» **TASK**: Copy the lines from the one containing "Patent image size: (969, 809)." through the one containing "The exterior magnetic shielding 88 is at", replacing "faraday cage" with "Faraday cage" and changing nothing else.

» **RAW RECORDS**:
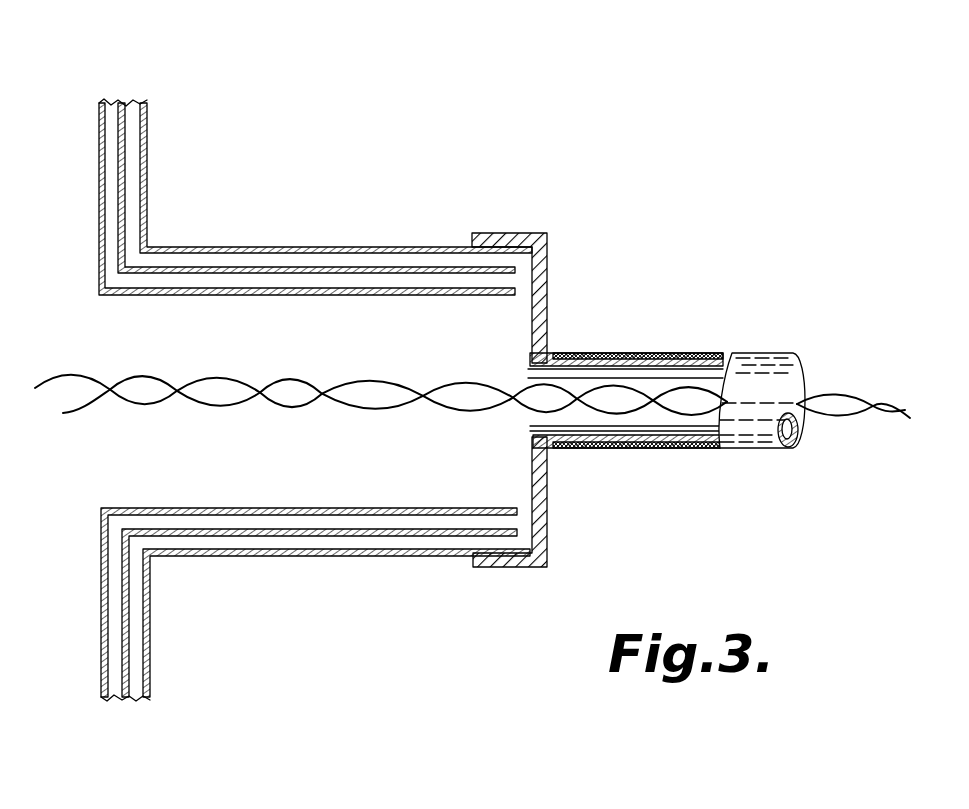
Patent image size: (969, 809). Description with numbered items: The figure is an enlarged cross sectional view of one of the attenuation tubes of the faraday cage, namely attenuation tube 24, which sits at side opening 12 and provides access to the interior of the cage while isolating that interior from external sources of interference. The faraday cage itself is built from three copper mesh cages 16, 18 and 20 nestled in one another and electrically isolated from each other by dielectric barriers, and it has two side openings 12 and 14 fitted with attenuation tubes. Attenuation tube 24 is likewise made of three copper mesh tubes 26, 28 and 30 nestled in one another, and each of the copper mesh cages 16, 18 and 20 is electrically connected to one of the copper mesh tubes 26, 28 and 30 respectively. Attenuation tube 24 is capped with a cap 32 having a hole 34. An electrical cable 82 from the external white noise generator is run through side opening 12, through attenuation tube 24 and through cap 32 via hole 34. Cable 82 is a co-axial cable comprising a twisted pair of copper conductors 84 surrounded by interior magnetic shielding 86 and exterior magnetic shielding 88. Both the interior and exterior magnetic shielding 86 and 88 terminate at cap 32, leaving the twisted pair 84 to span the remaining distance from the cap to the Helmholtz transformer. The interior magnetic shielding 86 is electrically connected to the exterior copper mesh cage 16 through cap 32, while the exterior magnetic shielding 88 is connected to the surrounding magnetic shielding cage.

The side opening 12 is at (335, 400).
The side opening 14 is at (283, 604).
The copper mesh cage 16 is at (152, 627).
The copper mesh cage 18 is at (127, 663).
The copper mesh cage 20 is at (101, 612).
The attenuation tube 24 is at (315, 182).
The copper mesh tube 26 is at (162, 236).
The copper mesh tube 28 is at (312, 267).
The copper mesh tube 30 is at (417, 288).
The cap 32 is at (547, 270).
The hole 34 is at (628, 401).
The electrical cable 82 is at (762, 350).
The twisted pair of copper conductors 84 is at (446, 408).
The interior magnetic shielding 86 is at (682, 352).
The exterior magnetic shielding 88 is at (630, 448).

* * *

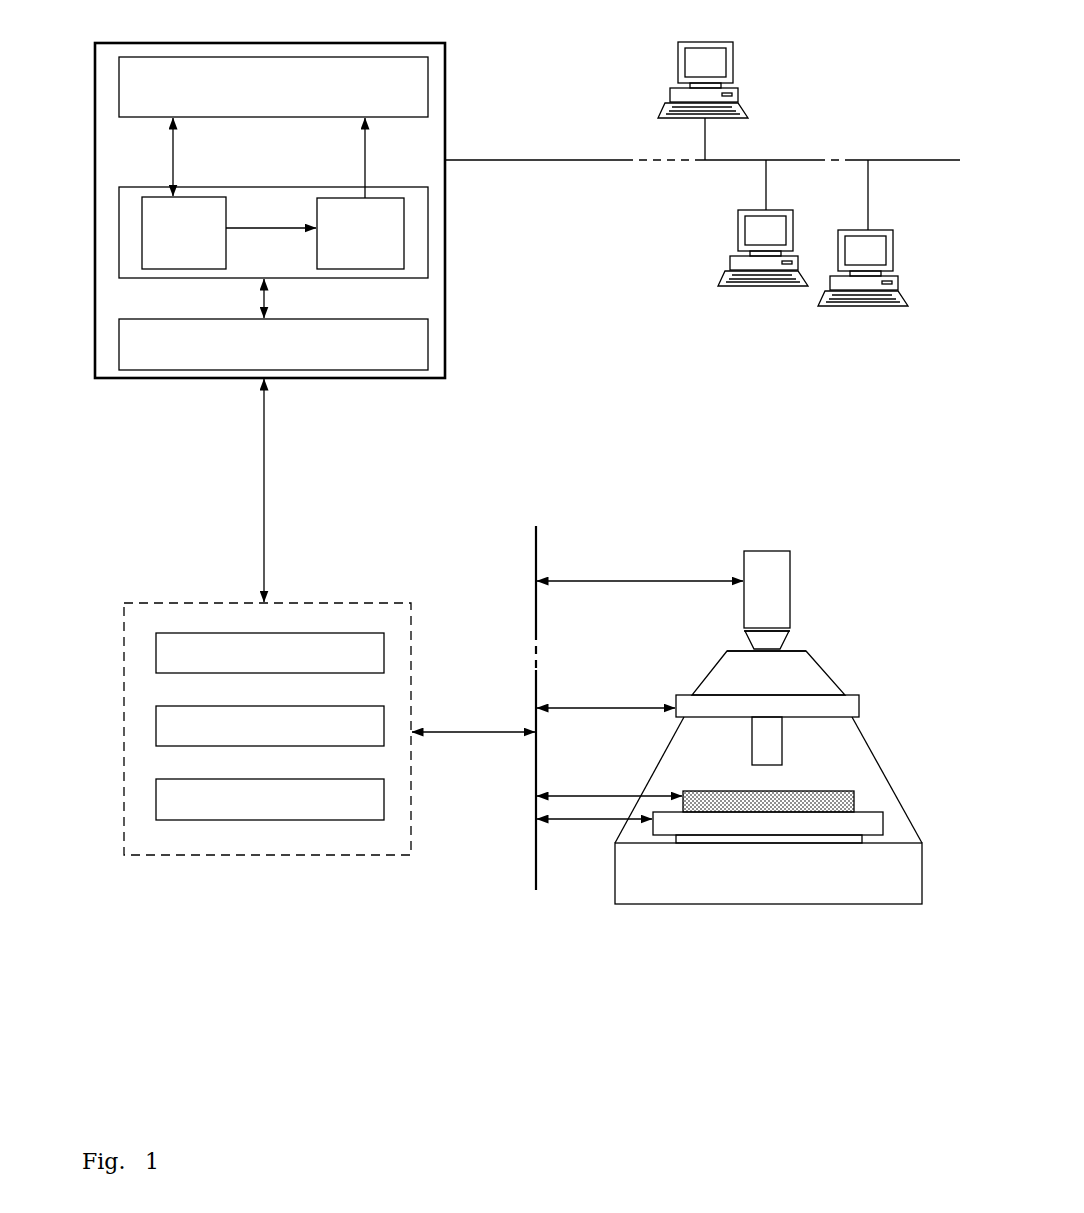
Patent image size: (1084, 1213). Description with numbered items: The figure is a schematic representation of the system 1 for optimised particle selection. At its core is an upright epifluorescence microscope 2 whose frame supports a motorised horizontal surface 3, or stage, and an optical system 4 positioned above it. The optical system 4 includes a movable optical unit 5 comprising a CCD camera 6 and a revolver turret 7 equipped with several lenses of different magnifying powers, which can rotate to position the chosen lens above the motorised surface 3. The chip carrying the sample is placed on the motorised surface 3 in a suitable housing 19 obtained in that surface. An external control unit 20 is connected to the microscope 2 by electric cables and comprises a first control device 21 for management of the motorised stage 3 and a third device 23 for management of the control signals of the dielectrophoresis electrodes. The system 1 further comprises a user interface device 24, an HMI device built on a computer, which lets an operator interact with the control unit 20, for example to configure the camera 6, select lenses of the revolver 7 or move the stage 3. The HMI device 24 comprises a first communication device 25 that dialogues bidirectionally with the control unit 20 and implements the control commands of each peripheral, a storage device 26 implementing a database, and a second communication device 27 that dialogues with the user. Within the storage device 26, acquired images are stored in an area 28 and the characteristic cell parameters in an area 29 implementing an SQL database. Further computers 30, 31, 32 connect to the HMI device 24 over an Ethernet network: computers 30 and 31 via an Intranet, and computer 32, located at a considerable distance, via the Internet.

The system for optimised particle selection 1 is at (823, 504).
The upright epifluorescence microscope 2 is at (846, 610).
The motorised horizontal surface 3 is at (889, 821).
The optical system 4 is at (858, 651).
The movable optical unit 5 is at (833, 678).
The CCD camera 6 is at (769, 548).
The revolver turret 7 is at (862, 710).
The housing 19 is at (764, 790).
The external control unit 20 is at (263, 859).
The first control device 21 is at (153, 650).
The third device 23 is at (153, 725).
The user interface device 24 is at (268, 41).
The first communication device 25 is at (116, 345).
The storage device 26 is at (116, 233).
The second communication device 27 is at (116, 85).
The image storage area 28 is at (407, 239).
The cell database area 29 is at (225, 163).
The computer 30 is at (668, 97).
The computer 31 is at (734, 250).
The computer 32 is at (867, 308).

» **RESULT FOR THIS EXERCISE**:
Patent image size: (969, 809). Description with numbered items: The figure is an enlarged cross sectional view of one of the attenuation tubes of the Faraday cage, namely attenuation tube 24, which sits at side opening 12 and provides access to the interior of the cage while isolating that interior from external sources of interference. The Faraday cage itself is built from three copper mesh cages 16, 18 and 20 nestled in one another and electrically isolated from each other by dielectric barriers, and it has two side openings 12 and 14 fitted with attenuation tubes. Attenuation tube 24 is likewise made of three copper mesh tubes 26, 28 and 30 nestled in one another, and each of the copper mesh cages 16, 18 and 20 is electrically connected to one of the copper mesh tubes 26, 28 and 30 respectively. Attenuation tube 24 is capped with a cap 32 having a hole 34. An electrical cable 82 from the external white noise generator is run through side opening 12, through attenuation tube 24 and through cap 32 via hole 34. Cable 82 is a co-axial cable comprising a twisted pair of copper conductors 84 surrounded by interior magnetic shielding 86 and exterior magnetic shielding 88. Both the interior and exterior magnetic shielding 86 and 88 terminate at cap 32, leaving the twisted pair 84 to span the remaining distance from the cap to the Helmholtz transformer. The interior magnetic shielding 86 is electrically connected to the exterior copper mesh cage 16 through cap 32, while the exterior magnetic shielding 88 is connected to the surrounding magnetic shielding cage.

The side opening 12 is at (335, 400).
The side opening 14 is at (283, 604).
The copper mesh cage 16 is at (152, 627).
The copper mesh cage 18 is at (127, 663).
The copper mesh cage 20 is at (101, 612).
The attenuation tube 24 is at (315, 182).
The copper mesh tube 26 is at (162, 236).
The copper mesh tube 28 is at (312, 267).
The copper mesh tube 30 is at (417, 288).
The cap 32 is at (547, 270).
The hole 34 is at (628, 401).
The electrical cable 82 is at (762, 350).
The twisted pair of copper conductors 84 is at (446, 408).
The interior magnetic shielding 86 is at (682, 352).
The exterior magnetic shielding 88 is at (630, 448).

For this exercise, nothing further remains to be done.